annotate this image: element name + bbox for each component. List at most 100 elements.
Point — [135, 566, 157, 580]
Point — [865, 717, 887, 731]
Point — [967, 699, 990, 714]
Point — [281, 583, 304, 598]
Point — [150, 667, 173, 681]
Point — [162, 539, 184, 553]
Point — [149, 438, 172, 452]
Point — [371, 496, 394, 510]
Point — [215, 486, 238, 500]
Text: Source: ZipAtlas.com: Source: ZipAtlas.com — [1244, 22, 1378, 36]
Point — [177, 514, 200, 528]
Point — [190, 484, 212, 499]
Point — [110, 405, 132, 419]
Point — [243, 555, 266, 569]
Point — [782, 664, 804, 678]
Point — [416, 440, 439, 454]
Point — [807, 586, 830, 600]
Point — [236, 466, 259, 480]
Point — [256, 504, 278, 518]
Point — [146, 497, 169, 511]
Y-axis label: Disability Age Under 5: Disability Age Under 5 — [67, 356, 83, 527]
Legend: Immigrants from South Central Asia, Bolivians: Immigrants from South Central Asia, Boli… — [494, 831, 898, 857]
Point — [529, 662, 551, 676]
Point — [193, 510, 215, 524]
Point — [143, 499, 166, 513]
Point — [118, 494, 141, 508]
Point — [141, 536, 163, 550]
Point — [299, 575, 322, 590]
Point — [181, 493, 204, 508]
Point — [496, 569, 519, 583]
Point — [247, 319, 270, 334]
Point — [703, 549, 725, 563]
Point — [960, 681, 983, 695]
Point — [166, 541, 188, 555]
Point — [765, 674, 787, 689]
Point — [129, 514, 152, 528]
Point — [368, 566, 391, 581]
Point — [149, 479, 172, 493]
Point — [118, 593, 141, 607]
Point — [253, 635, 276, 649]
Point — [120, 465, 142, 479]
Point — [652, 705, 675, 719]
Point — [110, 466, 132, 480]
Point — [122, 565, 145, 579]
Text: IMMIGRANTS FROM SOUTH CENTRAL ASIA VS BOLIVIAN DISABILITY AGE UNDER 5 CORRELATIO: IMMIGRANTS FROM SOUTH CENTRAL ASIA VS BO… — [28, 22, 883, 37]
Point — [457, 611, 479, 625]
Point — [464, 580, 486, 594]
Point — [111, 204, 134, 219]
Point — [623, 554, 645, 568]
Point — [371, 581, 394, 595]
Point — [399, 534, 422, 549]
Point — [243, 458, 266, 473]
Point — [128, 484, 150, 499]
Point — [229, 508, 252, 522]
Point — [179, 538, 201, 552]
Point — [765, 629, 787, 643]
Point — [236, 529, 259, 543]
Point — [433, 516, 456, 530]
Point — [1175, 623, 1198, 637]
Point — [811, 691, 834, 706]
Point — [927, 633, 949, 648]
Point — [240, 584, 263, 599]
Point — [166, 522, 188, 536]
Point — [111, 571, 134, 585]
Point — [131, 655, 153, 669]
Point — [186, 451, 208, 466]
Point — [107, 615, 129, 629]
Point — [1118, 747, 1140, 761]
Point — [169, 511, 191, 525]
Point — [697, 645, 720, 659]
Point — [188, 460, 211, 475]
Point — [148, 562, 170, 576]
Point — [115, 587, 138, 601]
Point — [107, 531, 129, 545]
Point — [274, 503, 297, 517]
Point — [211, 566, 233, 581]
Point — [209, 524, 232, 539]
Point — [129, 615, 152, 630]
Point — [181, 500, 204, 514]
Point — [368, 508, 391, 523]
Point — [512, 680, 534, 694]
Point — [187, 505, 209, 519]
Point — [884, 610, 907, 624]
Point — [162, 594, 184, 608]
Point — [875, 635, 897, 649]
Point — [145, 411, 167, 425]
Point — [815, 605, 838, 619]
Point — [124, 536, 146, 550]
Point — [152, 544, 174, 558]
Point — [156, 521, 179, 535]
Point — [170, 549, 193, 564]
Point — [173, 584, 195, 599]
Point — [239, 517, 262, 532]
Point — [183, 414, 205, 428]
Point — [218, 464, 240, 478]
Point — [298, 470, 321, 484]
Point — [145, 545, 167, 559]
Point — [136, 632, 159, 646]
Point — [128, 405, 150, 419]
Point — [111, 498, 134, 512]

#### [WHAT THIS TASK INVOLVES]
Rewrite the items above with every "Point" changed to "Marker", keeping everything else the same.

#### [SOLVED EXERCISE]
annotate this image: element name + bbox for each component. List at most 100 elements.
Marker — [135, 566, 157, 580]
Marker — [865, 717, 887, 731]
Marker — [967, 699, 990, 714]
Marker — [281, 583, 304, 598]
Marker — [150, 667, 173, 681]
Marker — [162, 539, 184, 553]
Marker — [149, 438, 172, 452]
Marker — [371, 496, 394, 510]
Marker — [215, 486, 238, 500]
Text: Source: ZipAtlas.com: Source: ZipAtlas.com — [1244, 22, 1378, 36]
Marker — [177, 514, 200, 528]
Marker — [190, 484, 212, 499]
Marker — [110, 405, 132, 419]
Marker — [243, 555, 266, 569]
Marker — [782, 664, 804, 678]
Marker — [416, 440, 439, 454]
Marker — [807, 586, 830, 600]
Marker — [236, 466, 259, 480]
Marker — [256, 504, 278, 518]
Marker — [146, 497, 169, 511]
Y-axis label: Disability Age Under 5: Disability Age Under 5 — [67, 356, 83, 527]
Legend: Immigrants from South Central Asia, Bolivians: Immigrants from South Central Asia, Boli… — [494, 831, 898, 857]
Marker — [529, 662, 551, 676]
Marker — [193, 510, 215, 524]
Marker — [143, 499, 166, 513]
Marker — [118, 494, 141, 508]
Marker — [141, 536, 163, 550]
Marker — [299, 575, 322, 590]
Marker — [181, 493, 204, 508]
Marker — [496, 569, 519, 583]
Marker — [247, 319, 270, 334]
Marker — [703, 549, 725, 563]
Marker — [960, 681, 983, 695]
Marker — [166, 541, 188, 555]
Marker — [765, 674, 787, 689]
Marker — [129, 514, 152, 528]
Marker — [368, 566, 391, 581]
Marker — [149, 479, 172, 493]
Marker — [118, 593, 141, 607]
Marker — [253, 635, 276, 649]
Marker — [120, 465, 142, 479]
Marker — [652, 705, 675, 719]
Marker — [110, 466, 132, 480]
Marker — [122, 565, 145, 579]
Text: IMMIGRANTS FROM SOUTH CENTRAL ASIA VS BOLIVIAN DISABILITY AGE UNDER 5 CORRELATIO: IMMIGRANTS FROM SOUTH CENTRAL ASIA VS BO… — [28, 22, 883, 37]
Marker — [457, 611, 479, 625]
Marker — [464, 580, 486, 594]
Marker — [111, 204, 134, 219]
Marker — [623, 554, 645, 568]
Marker — [371, 581, 394, 595]
Marker — [399, 534, 422, 549]
Marker — [243, 458, 266, 473]
Marker — [128, 484, 150, 499]
Marker — [229, 508, 252, 522]
Marker — [179, 538, 201, 552]
Marker — [765, 629, 787, 643]
Marker — [236, 529, 259, 543]
Marker — [433, 516, 456, 530]
Marker — [1175, 623, 1198, 637]
Marker — [811, 691, 834, 706]
Marker — [927, 633, 949, 648]
Marker — [240, 584, 263, 599]
Marker — [166, 522, 188, 536]
Marker — [111, 571, 134, 585]
Marker — [131, 655, 153, 669]
Marker — [186, 451, 208, 466]
Marker — [107, 615, 129, 629]
Marker — [1118, 747, 1140, 761]
Marker — [169, 511, 191, 525]
Marker — [697, 645, 720, 659]
Marker — [188, 460, 211, 475]
Marker — [148, 562, 170, 576]
Marker — [115, 587, 138, 601]
Marker — [107, 531, 129, 545]
Marker — [274, 503, 297, 517]
Marker — [211, 566, 233, 581]
Marker — [209, 524, 232, 539]
Marker — [129, 615, 152, 630]
Marker — [181, 500, 204, 514]
Marker — [368, 508, 391, 523]
Marker — [512, 680, 534, 694]
Marker — [187, 505, 209, 519]
Marker — [884, 610, 907, 624]
Marker — [162, 594, 184, 608]
Marker — [875, 635, 897, 649]
Marker — [145, 411, 167, 425]
Marker — [815, 605, 838, 619]
Marker — [124, 536, 146, 550]
Marker — [152, 544, 174, 558]
Marker — [156, 521, 179, 535]
Marker — [170, 549, 193, 564]
Marker — [173, 584, 195, 599]
Marker — [239, 517, 262, 532]
Marker — [183, 414, 205, 428]
Marker — [218, 464, 240, 478]
Marker — [298, 470, 321, 484]
Marker — [145, 545, 167, 559]
Marker — [136, 632, 159, 646]
Marker — [128, 405, 150, 419]
Marker — [111, 498, 134, 512]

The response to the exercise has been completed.